* _Exercise directions_: The entries below need to be written out exactly, with no pictures included.

____

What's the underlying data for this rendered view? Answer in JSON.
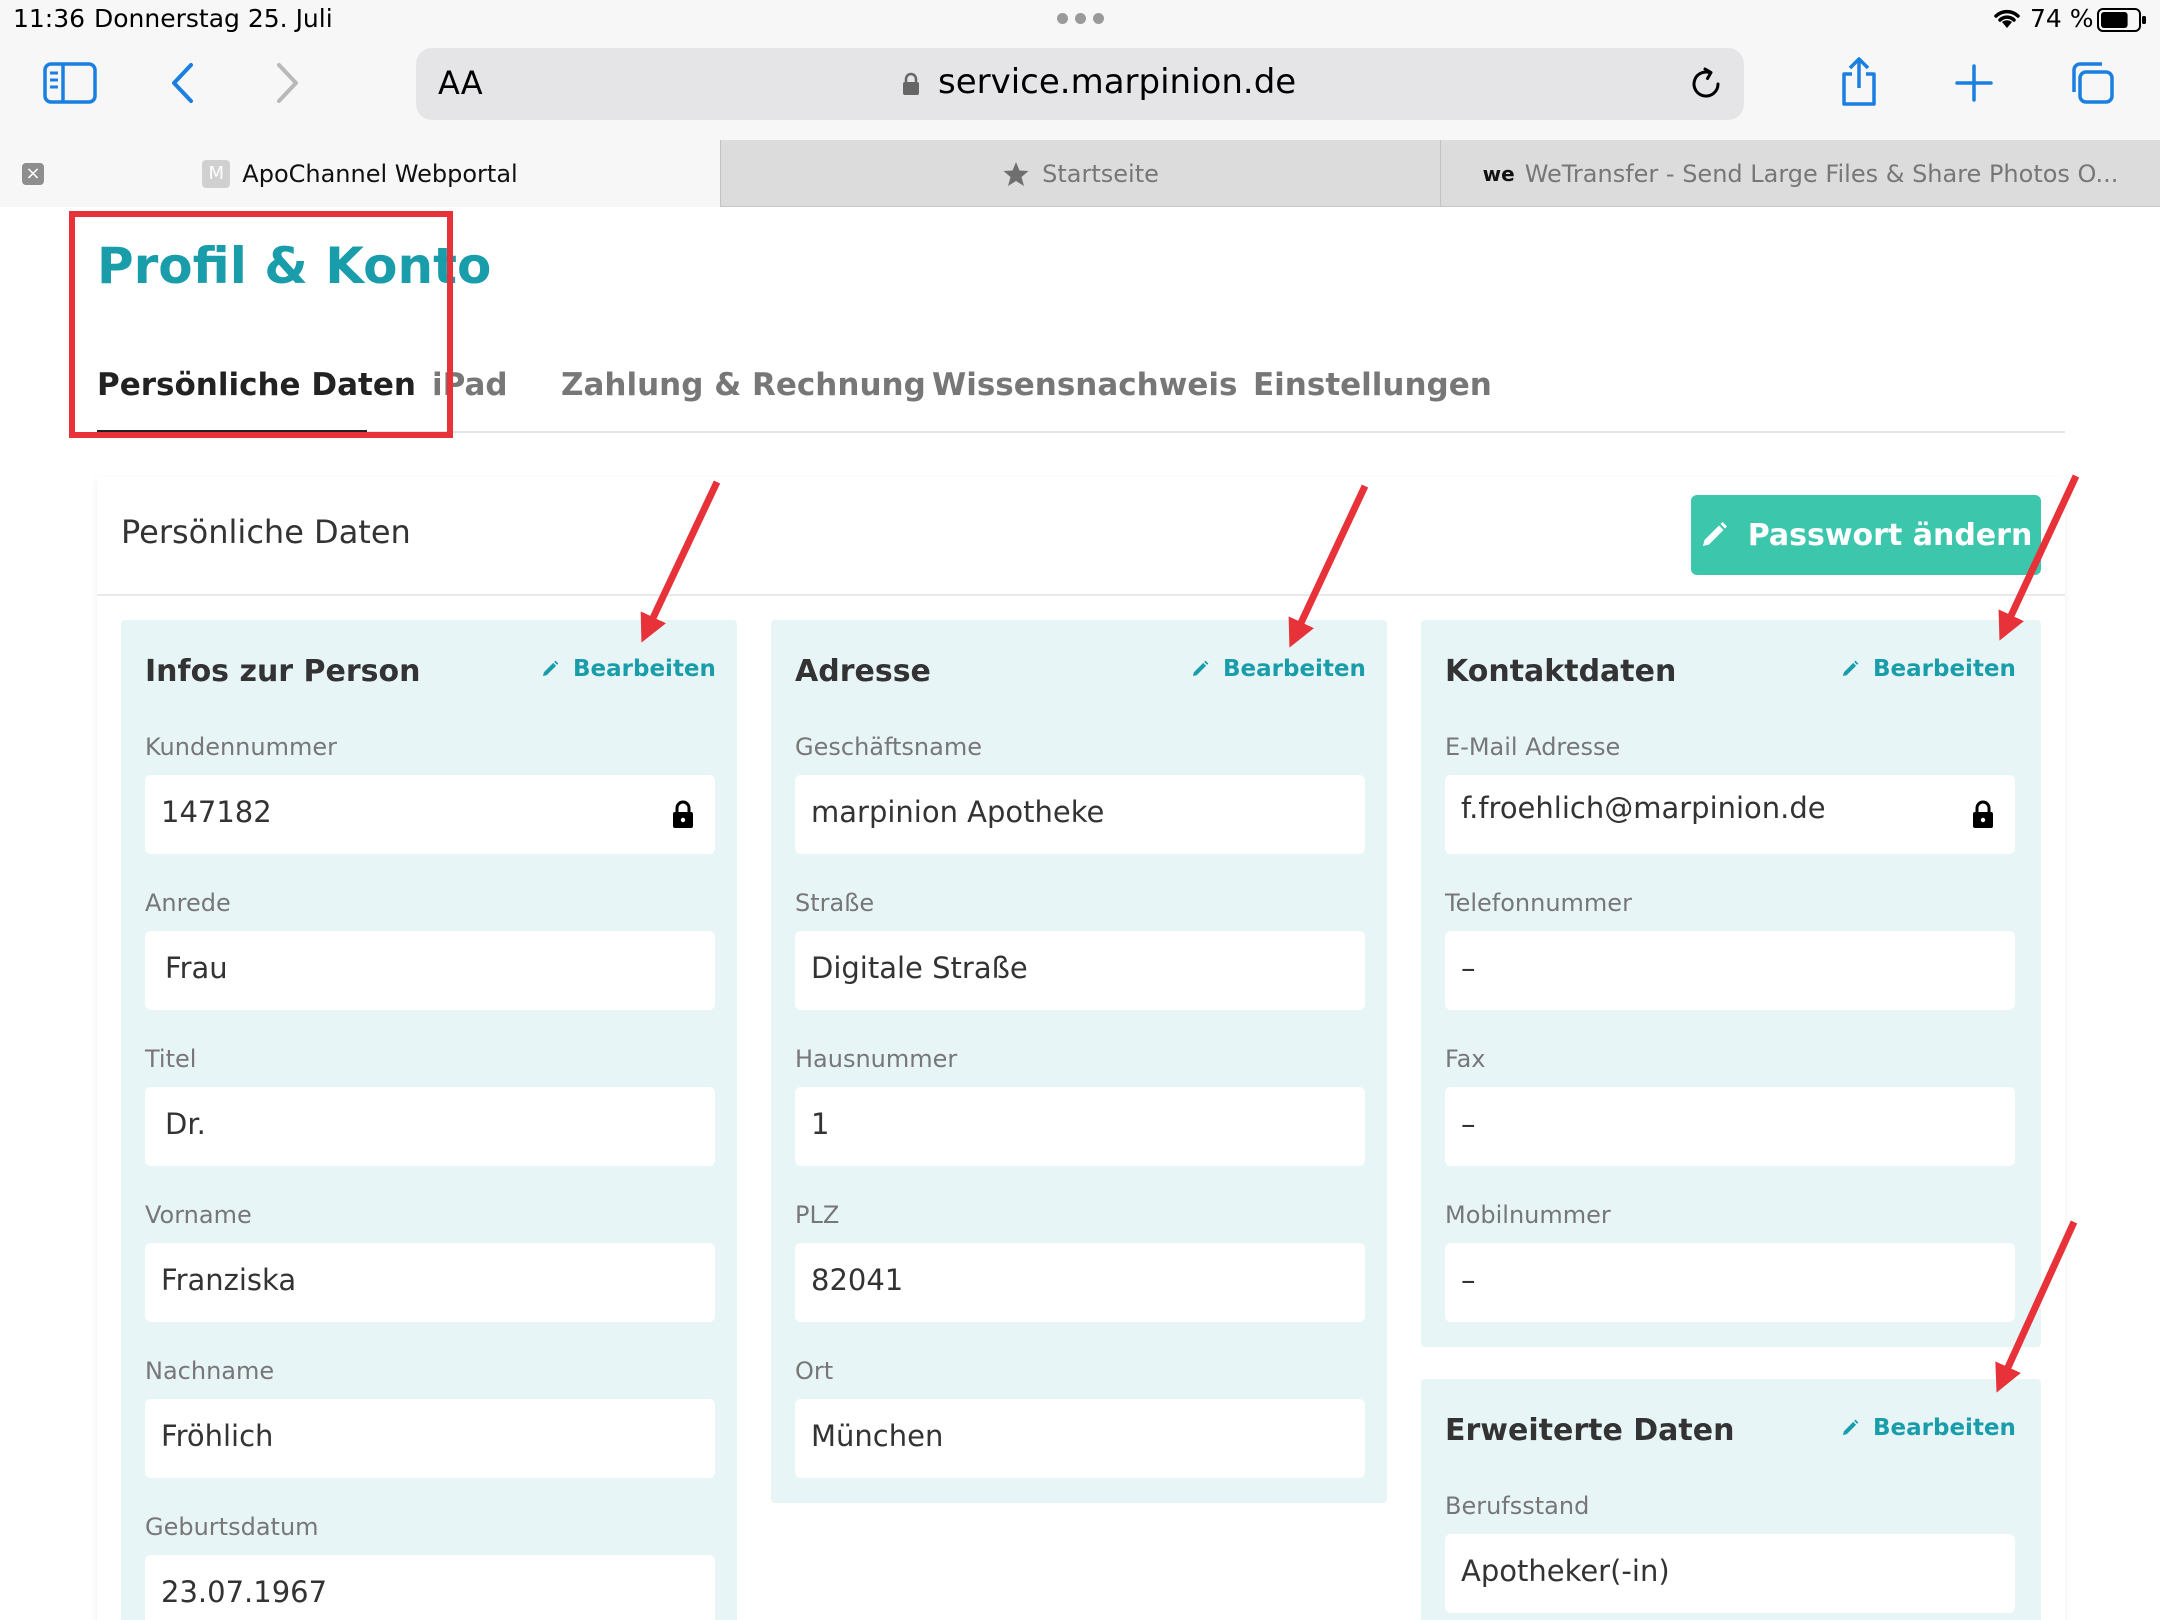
{
  "status_bar": {
    "time": "11:36",
    "date": "Donnerstag 25. Juli",
    "battery_percent": "74 %",
    "battery_level": 0.74
  },
  "toolbar": {
    "text_size_label": "AA",
    "url": "service.marpinion.de"
  },
  "browser_tabs": [
    {
      "title": "ApoChannel Webportal",
      "favicon": "M",
      "active": true
    },
    {
      "title": "Startseite",
      "favicon": "star-icon",
      "active": false
    },
    {
      "title": "WeTransfer - Send Large Files & Share Photos O...",
      "favicon": "we",
      "active": false
    }
  ],
  "page": {
    "title": "Profil & Konto",
    "subnav": [
      {
        "label": "Persönliche Daten",
        "active": true
      },
      {
        "label": "iPad",
        "active": false
      },
      {
        "label": "Zahlung & Rechnung",
        "active": false
      },
      {
        "label": "Wissensnachweis",
        "active": false
      },
      {
        "label": "Einstellungen",
        "active": false
      }
    ]
  },
  "card": {
    "title": "Persönliche Daten",
    "password_button": "Passwort ändern",
    "edit_label": "Bearbeiten",
    "sections": {
      "person": {
        "heading": "Infos zur Person",
        "fields": [
          {
            "label": "Kundennummer",
            "value": "147182",
            "locked": true
          },
          {
            "label": "Anrede",
            "value": "Frau"
          },
          {
            "label": "Titel",
            "value": "Dr."
          },
          {
            "label": "Vorname",
            "value": "Franziska"
          },
          {
            "label": "Nachname",
            "value": "Fröhlich"
          },
          {
            "label": "Geburtsdatum",
            "value": "23.07.1967"
          }
        ]
      },
      "address": {
        "heading": "Adresse",
        "fields": [
          {
            "label": "Geschäftsname",
            "value": "marpinion Apotheke"
          },
          {
            "label": "Straße",
            "value": "Digitale Straße"
          },
          {
            "label": "Hausnummer",
            "value": "1"
          },
          {
            "label": "PLZ",
            "value": "82041"
          },
          {
            "label": "Ort",
            "value": "München"
          }
        ]
      },
      "contact": {
        "heading": "Kontaktdaten",
        "fields": [
          {
            "label": "E-Mail Adresse",
            "value": "f.froehlich@marpinion.de",
            "locked": true
          },
          {
            "label": "Telefonnummer",
            "value": "–"
          },
          {
            "label": "Fax",
            "value": "–"
          },
          {
            "label": "Mobilnummer",
            "value": "–"
          }
        ]
      },
      "extended": {
        "heading": "Erweiterte Daten",
        "fields": [
          {
            "label": "Berufsstand",
            "value": "Apotheker(-in)"
          }
        ]
      }
    }
  },
  "colors": {
    "accent": "#1a9dab",
    "button": "#3cc7ad",
    "section_bg": "#e8f5f7",
    "annotation": "#e8323a"
  }
}
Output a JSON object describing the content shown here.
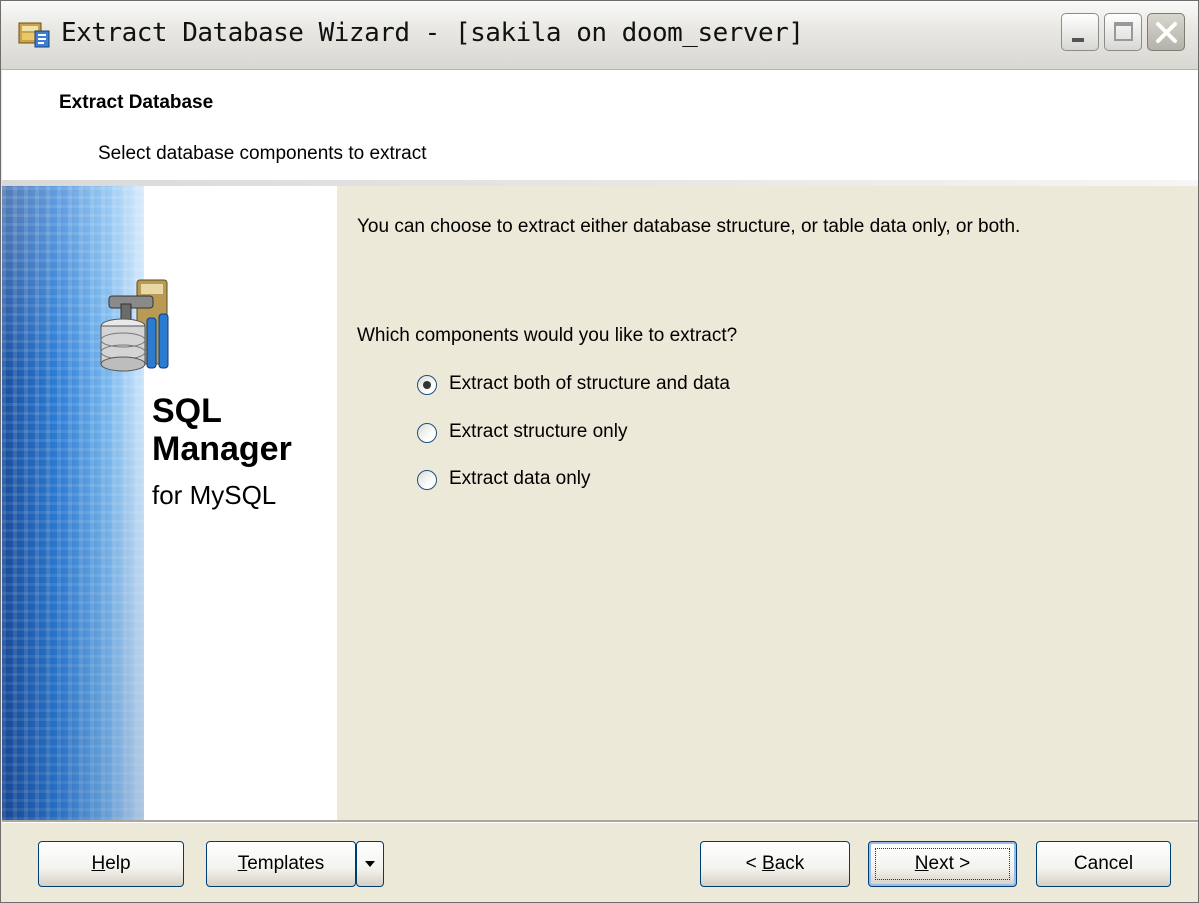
{
  "window": {
    "title": "Extract Database Wizard - [sakila on doom_server]"
  },
  "header": {
    "title": "Extract Database",
    "subtitle": "Select database components to extract"
  },
  "sidebar": {
    "logo_line1": "SQL",
    "logo_line2": "Manager",
    "logo_line3": "for MySQL"
  },
  "content": {
    "intro": "You can choose to extract either database structure, or table data only, or both.",
    "question": "Which components would you like to extract?",
    "options": [
      {
        "label": "Extract both of structure and data",
        "checked": true
      },
      {
        "label": "Extract structure only",
        "checked": false
      },
      {
        "label": "Extract data only",
        "checked": false
      }
    ]
  },
  "footer": {
    "help": {
      "pre": "",
      "key": "H",
      "post": "elp"
    },
    "templates": {
      "pre": "",
      "key": "T",
      "post": "emplates"
    },
    "back": {
      "pre": "< ",
      "key": "B",
      "post": "ack"
    },
    "next": {
      "pre": "",
      "key": "N",
      "post": "ext >"
    },
    "cancel": "Cancel"
  }
}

____

* _Task response_:
What's the underlying data for this rendered view? Answer in JSON.
{
  "status_bar": {
    "time": "11:36",
    "date": "Donnerstag 25. Juli",
    "battery_percent": "74 %",
    "battery_level": 0.74
  },
  "toolbar": {
    "text_size_label": "AA",
    "url": "service.marpinion.de"
  },
  "browser_tabs": [
    {
      "title": "ApoChannel Webportal",
      "favicon": "M",
      "active": true
    },
    {
      "title": "Startseite",
      "favicon": "star-icon",
      "active": false
    },
    {
      "title": "WeTransfer - Send Large Files & Share Photos O...",
      "favicon": "we",
      "active": false
    }
  ],
  "page": {
    "title": "Profil & Konto",
    "subnav": [
      {
        "label": "Persönliche Daten",
        "active": true
      },
      {
        "label": "iPad",
        "active": false
      },
      {
        "label": "Zahlung & Rechnung",
        "active": false
      },
      {
        "label": "Wissensnachweis",
        "active": false
      },
      {
        "label": "Einstellungen",
        "active": false
      }
    ]
  },
  "card": {
    "title": "Persönliche Daten",
    "password_button": "Passwort ändern",
    "edit_label": "Bearbeiten",
    "sections": {
      "person": {
        "heading": "Infos zur Person",
        "fields": [
          {
            "label": "Kundennummer",
            "value": "147182",
            "locked": true
          },
          {
            "label": "Anrede",
            "value": "Frau"
          },
          {
            "label": "Titel",
            "value": "Dr."
          },
          {
            "label": "Vorname",
            "value": "Franziska"
          },
          {
            "label": "Nachname",
            "value": "Fröhlich"
          },
          {
            "label": "Geburtsdatum",
            "value": "23.07.1967"
          }
        ]
      },
      "address": {
        "heading": "Adresse",
        "fields": [
          {
            "label": "Geschäftsname",
            "value": "marpinion Apotheke"
          },
          {
            "label": "Straße",
            "value": "Digitale Straße"
          },
          {
            "label": "Hausnummer",
            "value": "1"
          },
          {
            "label": "PLZ",
            "value": "82041"
          },
          {
            "label": "Ort",
            "value": "München"
          }
        ]
      },
      "contact": {
        "heading": "Kontaktdaten",
        "fields": [
          {
            "label": "E-Mail Adresse",
            "value": "f.froehlich@marpinion.de",
            "locked": true
          },
          {
            "label": "Telefonnummer",
            "value": "–"
          },
          {
            "label": "Fax",
            "value": "–"
          },
          {
            "label": "Mobilnummer",
            "value": "–"
          }
        ]
      },
      "extended": {
        "heading": "Erweiterte Daten",
        "fields": [
          {
            "label": "Berufsstand",
            "value": "Apotheker(-in)"
          }
        ]
      }
    }
  },
  "colors": {
    "accent": "#1a9dab",
    "button": "#3cc7ad",
    "section_bg": "#e8f5f7",
    "annotation": "#e8323a"
  }
}
Output a JSON object describing the content shown here.
{
  "window": {
    "title": "Extract Database Wizard - [sakila on doom_server]"
  },
  "header": {
    "title": "Extract Database",
    "subtitle": "Select database components to extract"
  },
  "sidebar": {
    "logo_line1": "SQL",
    "logo_line2": "Manager",
    "logo_line3": "for MySQL"
  },
  "content": {
    "intro": "You can choose to extract either database structure, or table data only, or both.",
    "question": "Which components would you like to extract?",
    "options": [
      {
        "label": "Extract both of structure and data",
        "checked": true
      },
      {
        "label": "Extract structure only",
        "checked": false
      },
      {
        "label": "Extract data only",
        "checked": false
      }
    ]
  },
  "footer": {
    "help": {
      "pre": "",
      "key": "H",
      "post": "elp"
    },
    "templates": {
      "pre": "",
      "key": "T",
      "post": "emplates"
    },
    "back": {
      "pre": "< ",
      "key": "B",
      "post": "ack"
    },
    "next": {
      "pre": "",
      "key": "N",
      "post": "ext >"
    },
    "cancel": "Cancel"
  }
}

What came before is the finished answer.